Begin Text extract

My life has been a series of happy endings followed by unforeseen complicating details:
- I got into Yale College thinking that it was the logical result of my hard work in high school, and that the mission was accomplished, but then I realised that the real hard work had only just begun and now the mission was to get into Yale Law School.
- I got into Yale Law School and then realised that nothing that I had done before mattered other than as preparation, because the real goal was to get onto law journal, and then to get to be executive editor, and then to get an appeals court clerkship, and then to get a Supreme Court clerkship, and then to become a professor at an Ivy League law school, and then to become the most published and famous law professor of all time, and then . . . .
This explains a large part of why I left the US. We’re a country of deferred gratification, whereas Europeans seem more focused on living for today. One of my best friends in law school was a Rhodes Scholar, one of the most brilliant students there with killer recommendations from the top professors, a brilliant career as a law school professor ahead of her and job offers from Goldman Sachs and McKinsey. All of this being a black, Jamaican woman with a very thick accent. From her perspective, she got “off-track” when she didn’t get the Supreme Court clerkship. She became borderline suicidal. She was so obsessed with achieving her goal that her fiance ended up leaving her, because the thought of marrying him was not enough to satisfy her, and he didn’t want to marry someone like that. Achieving a desired professional milestone was much more important than personal fulfillment and more important than her supposed life partner.

End Text extract
Begin Extracted data

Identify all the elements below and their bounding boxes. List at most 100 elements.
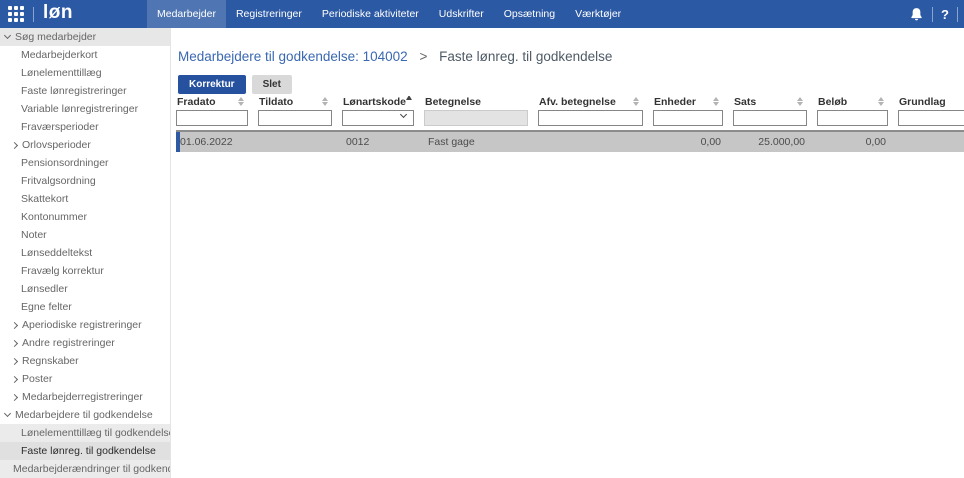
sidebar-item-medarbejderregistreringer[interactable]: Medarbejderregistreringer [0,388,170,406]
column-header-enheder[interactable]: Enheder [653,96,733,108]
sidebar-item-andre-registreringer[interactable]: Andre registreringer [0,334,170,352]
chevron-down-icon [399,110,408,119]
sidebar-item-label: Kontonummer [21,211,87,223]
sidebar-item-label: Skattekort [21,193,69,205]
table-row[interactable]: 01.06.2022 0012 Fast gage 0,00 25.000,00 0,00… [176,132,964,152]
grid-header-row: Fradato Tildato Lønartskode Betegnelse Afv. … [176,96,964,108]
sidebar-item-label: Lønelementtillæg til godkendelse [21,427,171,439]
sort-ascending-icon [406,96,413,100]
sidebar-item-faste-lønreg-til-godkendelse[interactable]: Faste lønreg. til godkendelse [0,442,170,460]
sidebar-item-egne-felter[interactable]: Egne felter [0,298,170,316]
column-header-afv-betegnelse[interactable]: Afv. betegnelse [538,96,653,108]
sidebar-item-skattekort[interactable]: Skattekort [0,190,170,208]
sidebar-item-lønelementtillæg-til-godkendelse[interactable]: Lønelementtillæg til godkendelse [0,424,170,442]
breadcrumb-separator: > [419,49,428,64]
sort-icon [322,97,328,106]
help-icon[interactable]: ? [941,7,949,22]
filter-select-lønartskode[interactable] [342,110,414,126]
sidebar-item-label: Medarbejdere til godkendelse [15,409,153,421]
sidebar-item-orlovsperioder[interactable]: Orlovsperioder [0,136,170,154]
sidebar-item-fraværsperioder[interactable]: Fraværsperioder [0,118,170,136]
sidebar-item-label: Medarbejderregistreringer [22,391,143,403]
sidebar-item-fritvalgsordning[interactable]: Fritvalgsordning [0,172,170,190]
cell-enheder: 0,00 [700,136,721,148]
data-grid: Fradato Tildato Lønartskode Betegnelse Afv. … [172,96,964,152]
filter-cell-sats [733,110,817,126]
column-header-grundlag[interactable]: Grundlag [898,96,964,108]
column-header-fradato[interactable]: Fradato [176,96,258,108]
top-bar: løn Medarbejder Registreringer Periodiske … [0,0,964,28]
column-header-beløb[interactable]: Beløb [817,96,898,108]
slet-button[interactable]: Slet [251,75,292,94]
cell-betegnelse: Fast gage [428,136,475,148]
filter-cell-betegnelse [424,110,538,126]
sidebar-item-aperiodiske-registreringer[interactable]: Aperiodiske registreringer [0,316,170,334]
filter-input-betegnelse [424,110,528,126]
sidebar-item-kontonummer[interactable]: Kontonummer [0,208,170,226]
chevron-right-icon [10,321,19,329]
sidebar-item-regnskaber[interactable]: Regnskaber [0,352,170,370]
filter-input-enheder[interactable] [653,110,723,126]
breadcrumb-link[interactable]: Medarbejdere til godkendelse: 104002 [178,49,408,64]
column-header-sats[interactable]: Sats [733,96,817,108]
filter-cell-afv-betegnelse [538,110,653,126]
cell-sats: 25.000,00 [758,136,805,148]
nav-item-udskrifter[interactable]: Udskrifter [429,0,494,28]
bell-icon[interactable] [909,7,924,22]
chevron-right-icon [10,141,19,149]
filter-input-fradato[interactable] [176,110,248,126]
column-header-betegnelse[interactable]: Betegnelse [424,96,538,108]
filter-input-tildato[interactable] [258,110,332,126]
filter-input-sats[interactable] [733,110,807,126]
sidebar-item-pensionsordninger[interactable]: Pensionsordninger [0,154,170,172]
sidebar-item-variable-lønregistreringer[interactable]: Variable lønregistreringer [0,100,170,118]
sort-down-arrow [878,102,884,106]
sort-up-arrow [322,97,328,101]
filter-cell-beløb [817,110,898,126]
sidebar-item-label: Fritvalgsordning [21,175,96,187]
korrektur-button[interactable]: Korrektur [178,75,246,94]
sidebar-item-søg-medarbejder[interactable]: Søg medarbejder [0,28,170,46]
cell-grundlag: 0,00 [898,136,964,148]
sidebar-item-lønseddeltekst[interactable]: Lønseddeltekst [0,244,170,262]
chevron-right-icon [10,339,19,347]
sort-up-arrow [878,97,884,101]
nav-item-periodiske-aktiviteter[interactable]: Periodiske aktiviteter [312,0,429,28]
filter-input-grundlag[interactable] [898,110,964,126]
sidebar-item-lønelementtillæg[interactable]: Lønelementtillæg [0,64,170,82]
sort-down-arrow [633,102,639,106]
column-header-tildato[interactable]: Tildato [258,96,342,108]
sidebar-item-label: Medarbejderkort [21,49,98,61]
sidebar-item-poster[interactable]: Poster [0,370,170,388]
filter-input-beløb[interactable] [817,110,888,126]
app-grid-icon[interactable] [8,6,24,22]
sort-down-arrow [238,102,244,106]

End Extracted data

Reproduce the passage of the essay on deferred gratification that begins with the words containing "My life has" and ends with "and then . . . .".

My life has been a series of happy endings followed by unforeseen complicating details:
- I got into Yale College thinking that it was the logical result of my hard work in high school, and that the mission was accomplished, but then I realised that the real hard work had only just begun and now the mission was to get into Yale Law School.
- I got into Yale Law School and then realised that nothing that I had done before mattered other than as preparation, because the real goal was to get onto law journal, and then to get to be executive editor, and then to get an appeals court clerkship, and then to get a Supreme Court clerkship, and then to become a professor at an Ivy League law school, and then to become the most published and famous law professor of all time, and then . . . .